#### Objective:
Extract and list every line that contains the word "Digital".

--- BEGIN Input ---

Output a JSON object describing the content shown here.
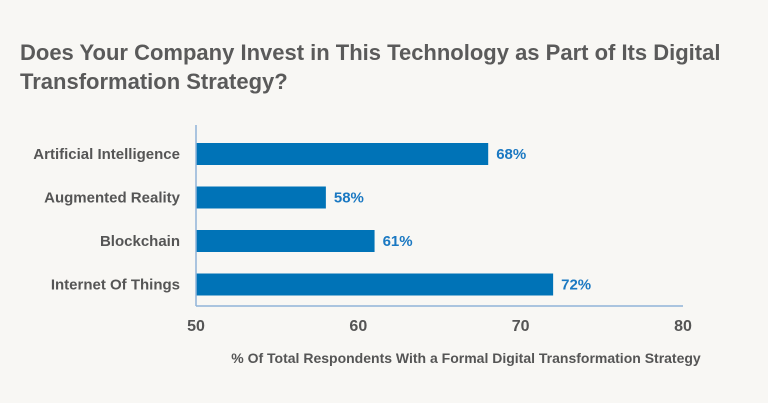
{
  "chart_data": {
    "type": "bar",
    "orientation": "horizontal",
    "title": "Does Your Company Invest in This Technology as Part of Its Digital Transformation Strategy?",
    "categories": [
      "Artificial Intelligence",
      "Augmented Reality",
      "Blockchain",
      "Internet Of Things"
    ],
    "values": [
      68,
      58,
      61,
      72
    ],
    "value_labels": [
      "68%",
      "58%",
      "61%",
      "72%"
    ],
    "xlabel": "% Of Total Respondents With a Formal Digital Transformation Strategy",
    "ylabel": "",
    "xlim": [
      50,
      80
    ],
    "xticks": [
      50,
      60,
      70,
      80
    ],
    "grid": false,
    "colors": {
      "bar": "#0073b7",
      "axis": "#8fb4d8",
      "label": "#1a78c2"
    }
  }
}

--- END Input ---

#### Correct answer:
    "title": "Does Your Company Invest in This Technology as Part of Its Digital Transformation Strategy?",
    "xlabel": "% Of Total Respondents With a Formal Digital Transformation Strategy",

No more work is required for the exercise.